--- Data shown ---
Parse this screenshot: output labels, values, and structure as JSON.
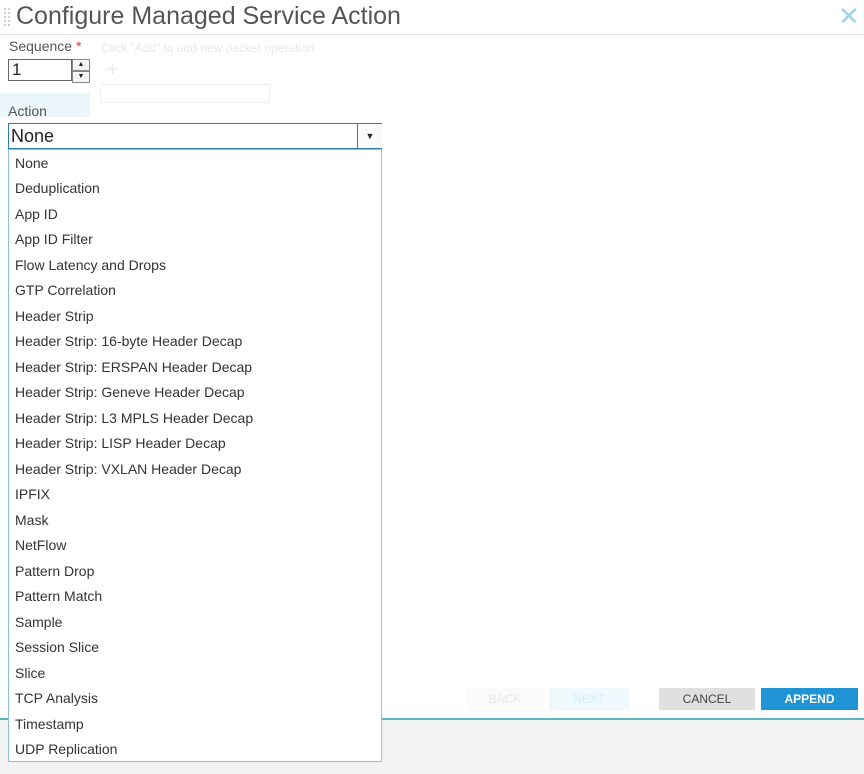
{
  "dialog": {
    "title": "Configure Managed Service Action",
    "close_icon": "close-icon"
  },
  "form": {
    "sequence_label": "Sequence",
    "required_marker": "*",
    "sequence_value": "1",
    "action_label": "Action",
    "action_selected": "None"
  },
  "background": {
    "ghost_text": "Click \"Add\" to add new packet operation"
  },
  "dropdown": {
    "options": [
      "None",
      "Deduplication",
      "App ID",
      "App ID Filter",
      "Flow Latency and Drops",
      "GTP Correlation",
      "Header Strip",
      "Header Strip: 16-byte Header Decap",
      "Header Strip: ERSPAN Header Decap",
      "Header Strip: Geneve Header Decap",
      "Header Strip: L3 MPLS Header Decap",
      "Header Strip: LISP Header Decap",
      "Header Strip: VXLAN Header Decap",
      "IPFIX",
      "Mask",
      "NetFlow",
      "Pattern Drop",
      "Pattern Match",
      "Sample",
      "Session Slice",
      "Slice",
      "TCP Analysis",
      "Timestamp",
      "UDP Replication"
    ]
  },
  "footer": {
    "back_label": "BACK",
    "next_label": "NEXT",
    "cancel_label": "CANCEL",
    "append_label": "APPEND"
  },
  "colors": {
    "accent": "#1f93d3",
    "border_focus": "#2a7fa8",
    "required": "#e0362b"
  }
}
---
**Short task:** Transcribe the entries above verbatim, omitting their pictures.

**The reply:**
Parse this screenshot: output labels, values, and structure as JSON.
{
  "dialog": {
    "title": "Configure Managed Service Action",
    "close_icon": "close-icon"
  },
  "form": {
    "sequence_label": "Sequence",
    "required_marker": "*",
    "sequence_value": "1",
    "action_label": "Action",
    "action_selected": "None"
  },
  "background": {
    "ghost_text": "Click \"Add\" to add new packet operation"
  },
  "dropdown": {
    "options": [
      "None",
      "Deduplication",
      "App ID",
      "App ID Filter",
      "Flow Latency and Drops",
      "GTP Correlation",
      "Header Strip",
      "Header Strip: 16-byte Header Decap",
      "Header Strip: ERSPAN Header Decap",
      "Header Strip: Geneve Header Decap",
      "Header Strip: L3 MPLS Header Decap",
      "Header Strip: LISP Header Decap",
      "Header Strip: VXLAN Header Decap",
      "IPFIX",
      "Mask",
      "NetFlow",
      "Pattern Drop",
      "Pattern Match",
      "Sample",
      "Session Slice",
      "Slice",
      "TCP Analysis",
      "Timestamp",
      "UDP Replication"
    ]
  },
  "footer": {
    "back_label": "BACK",
    "next_label": "NEXT",
    "cancel_label": "CANCEL",
    "append_label": "APPEND"
  },
  "colors": {
    "accent": "#1f93d3",
    "border_focus": "#2a7fa8",
    "required": "#e0362b"
  }
}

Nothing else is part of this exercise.